**Reading text**
[BEGIN]
Over Memorial Day weekend, my sister called. Usually I avoid her calls like the Plague, but in this case I actually had to talk to her so we could set up file-sharing and she could download some pictures of her house that she thought she had lost. This led, not surprisingly, to an hour-long conversation about my hilarious efforts to find a decent job (or any job, at this point) in an art-related field in which I’m competent. Since she also failed to find employment doing anything resembling what she wanted to do, it’s one of the few areas where she commiserates with me instead of condescending to me.

She gave me all these pointers about her perceived problems with my cover letter and resume (which she hasn’t even looked at — she just happened to take a class in how to make a “bitchin’” resume) and then the conversation gradually turned toward a bombshell she had never before revealed:

“So yeah, a few weeks after you left L.A., I got an e-mail from Cameron asking what happened to you because you kind of fell off the face of the planet,” she said. “He said he’d e-mailed you a couple of times but didn’t hear back, so he was wondering what happened. I told him that you ran out of money and had to go back to Chicago, and he said, ‘Oh, that’s a shame, because he said if you’d stayed another week, they’d have hired you on full-time.’”

At first I was livid. Cam happens to be engaged to my school’s L.A. internship coordinator, arguably the least helpful person on the planet. I was angry first at her for again proving her uselessness by not telling me something like that, then at myself because I kinda blew her off when I got back to Chicago. I was jaded and bitter, but she did call me once; I picked up, thinking it was someone else, but got her off the phone really fast. The last thing she said to me was, “Don’t blow this off.”

In that instant of lividity, I was thinking, did she tell me not to blow this off because when I had called back, she was going to tell me an employment offer had been extended? But as the shock and anger wore off, I gradually began to realize that what my sister had told me made no sense whatsoever, and I explained to her why:

  1. As an initial side-note, I pointed out that Cam hadn’t e-mailed me at all after I had left. Not once. And, even after getting ahold of my sister and hearing back from her, I still didn’t hear from him myself.
[END]
**Things to do**
1. Reproduce the passage from the blog post about the sister's phone call, starting at "In that instant" up to and including "from him myself.".
2. Pick up the blog post about the sister's phone call right after its final sentence and keep writing it.

**Data**
[BEGIN]
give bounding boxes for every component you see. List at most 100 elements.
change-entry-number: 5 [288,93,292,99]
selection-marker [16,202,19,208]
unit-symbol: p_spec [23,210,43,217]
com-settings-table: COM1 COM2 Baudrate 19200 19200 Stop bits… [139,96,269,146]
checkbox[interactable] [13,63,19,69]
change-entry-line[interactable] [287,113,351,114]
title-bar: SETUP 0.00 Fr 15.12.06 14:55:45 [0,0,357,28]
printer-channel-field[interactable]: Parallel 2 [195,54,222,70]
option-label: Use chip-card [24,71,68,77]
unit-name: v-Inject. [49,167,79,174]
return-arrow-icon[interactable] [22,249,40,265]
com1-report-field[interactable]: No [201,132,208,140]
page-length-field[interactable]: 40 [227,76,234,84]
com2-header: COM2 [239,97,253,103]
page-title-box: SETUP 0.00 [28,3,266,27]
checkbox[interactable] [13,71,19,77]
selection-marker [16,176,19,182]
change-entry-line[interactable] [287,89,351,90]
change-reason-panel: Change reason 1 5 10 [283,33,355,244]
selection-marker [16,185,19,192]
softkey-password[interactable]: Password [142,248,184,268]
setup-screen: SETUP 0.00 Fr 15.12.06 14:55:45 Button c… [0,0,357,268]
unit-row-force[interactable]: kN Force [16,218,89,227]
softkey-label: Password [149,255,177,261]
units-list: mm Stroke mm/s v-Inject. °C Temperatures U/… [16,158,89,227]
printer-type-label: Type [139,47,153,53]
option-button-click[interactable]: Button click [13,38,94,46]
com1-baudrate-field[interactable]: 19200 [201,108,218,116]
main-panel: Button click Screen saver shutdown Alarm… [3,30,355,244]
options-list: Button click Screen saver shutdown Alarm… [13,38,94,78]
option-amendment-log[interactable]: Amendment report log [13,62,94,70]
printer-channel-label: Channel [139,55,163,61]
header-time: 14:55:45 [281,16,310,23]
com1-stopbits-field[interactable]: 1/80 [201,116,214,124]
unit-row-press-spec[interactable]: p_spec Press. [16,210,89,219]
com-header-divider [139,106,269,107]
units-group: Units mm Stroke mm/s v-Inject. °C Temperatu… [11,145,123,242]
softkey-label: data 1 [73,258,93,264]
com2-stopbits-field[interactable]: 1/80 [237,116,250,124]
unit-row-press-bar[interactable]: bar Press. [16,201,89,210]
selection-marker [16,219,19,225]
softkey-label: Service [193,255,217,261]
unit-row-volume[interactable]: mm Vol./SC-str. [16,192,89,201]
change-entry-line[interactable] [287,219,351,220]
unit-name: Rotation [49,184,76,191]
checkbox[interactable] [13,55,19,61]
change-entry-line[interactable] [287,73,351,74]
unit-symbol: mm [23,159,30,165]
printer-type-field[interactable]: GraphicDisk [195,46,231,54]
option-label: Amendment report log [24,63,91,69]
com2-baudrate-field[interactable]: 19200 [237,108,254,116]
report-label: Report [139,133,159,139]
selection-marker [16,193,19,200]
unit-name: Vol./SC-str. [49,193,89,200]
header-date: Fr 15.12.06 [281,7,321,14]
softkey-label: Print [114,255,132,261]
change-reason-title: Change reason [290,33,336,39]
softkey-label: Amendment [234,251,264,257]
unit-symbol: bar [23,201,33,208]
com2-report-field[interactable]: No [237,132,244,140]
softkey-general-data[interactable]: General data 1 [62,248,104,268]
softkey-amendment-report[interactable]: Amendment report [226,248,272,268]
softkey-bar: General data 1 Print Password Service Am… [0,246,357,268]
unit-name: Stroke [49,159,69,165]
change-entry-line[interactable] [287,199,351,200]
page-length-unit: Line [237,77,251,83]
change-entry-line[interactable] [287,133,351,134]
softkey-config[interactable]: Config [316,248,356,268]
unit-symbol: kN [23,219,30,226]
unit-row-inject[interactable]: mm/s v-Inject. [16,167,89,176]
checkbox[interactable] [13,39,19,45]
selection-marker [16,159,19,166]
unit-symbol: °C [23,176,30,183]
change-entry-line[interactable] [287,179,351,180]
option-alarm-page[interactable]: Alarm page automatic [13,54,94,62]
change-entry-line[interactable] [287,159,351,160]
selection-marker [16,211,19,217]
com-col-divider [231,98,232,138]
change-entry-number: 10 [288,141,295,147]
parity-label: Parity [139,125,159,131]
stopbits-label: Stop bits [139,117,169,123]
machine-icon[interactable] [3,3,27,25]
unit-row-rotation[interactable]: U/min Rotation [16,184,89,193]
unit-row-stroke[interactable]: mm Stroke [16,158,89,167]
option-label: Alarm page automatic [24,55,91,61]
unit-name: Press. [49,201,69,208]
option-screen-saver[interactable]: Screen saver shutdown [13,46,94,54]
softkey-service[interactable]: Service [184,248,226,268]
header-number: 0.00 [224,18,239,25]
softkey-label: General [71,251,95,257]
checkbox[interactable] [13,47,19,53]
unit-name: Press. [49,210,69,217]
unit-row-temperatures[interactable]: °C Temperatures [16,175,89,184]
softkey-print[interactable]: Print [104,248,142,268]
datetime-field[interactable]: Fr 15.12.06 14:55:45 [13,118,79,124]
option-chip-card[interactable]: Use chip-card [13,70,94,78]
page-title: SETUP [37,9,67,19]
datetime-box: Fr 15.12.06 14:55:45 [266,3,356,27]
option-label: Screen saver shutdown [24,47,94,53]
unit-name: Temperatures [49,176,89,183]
[END]
**Exercise results**
1.
In that instant of lividity, I was thinking, did she tell me not to blow this off because when I had called back, she was going to tell me an employment offer had been extended? But as the shock and anger wore off, I gradually began to realize that what my sister had told me made no sense whatsoever, and I explained to her why:

  1. As an initial side-note, I pointed out that Cam hadn’t e-mailed me at all after I had left. Not once. And, even after getting ahold of my sister and hearing back from her, I still didn’t hear from him myself.

2.
  2. I had given notice at both of my internships. Not a whole lot, and I ended up skipping out earlier than I had told them, which probably didn’t go over well, but they were aware that I was leaving, and they were aware of one reason why. If either of them had intended to put me on full-time, they had ample time to speak up. They didn’t.
  3. Of the two internships, Cam’s fiancée only knew of one. Ironically, at the one she didn’t know about I was treated with respect, felt somewhat like I fit in, and was made to feel like I was competent in what I was doing. At the one she was aware of, I didn’t fit in at all. The people there would ignore me if they could, they gave me worse than menial tasks (I know, I know — that’s part of being a lowly intern, but at least at the other internship they didn’t make me feel like I was doing all the piddly crap they wouldn’t touch with a 10-foot pole), and just generally treated me like an outsider. Since this was the only one the internship coordinator knew about, I find it really surprising that of the two, this was the one that intended to offer me a paid position.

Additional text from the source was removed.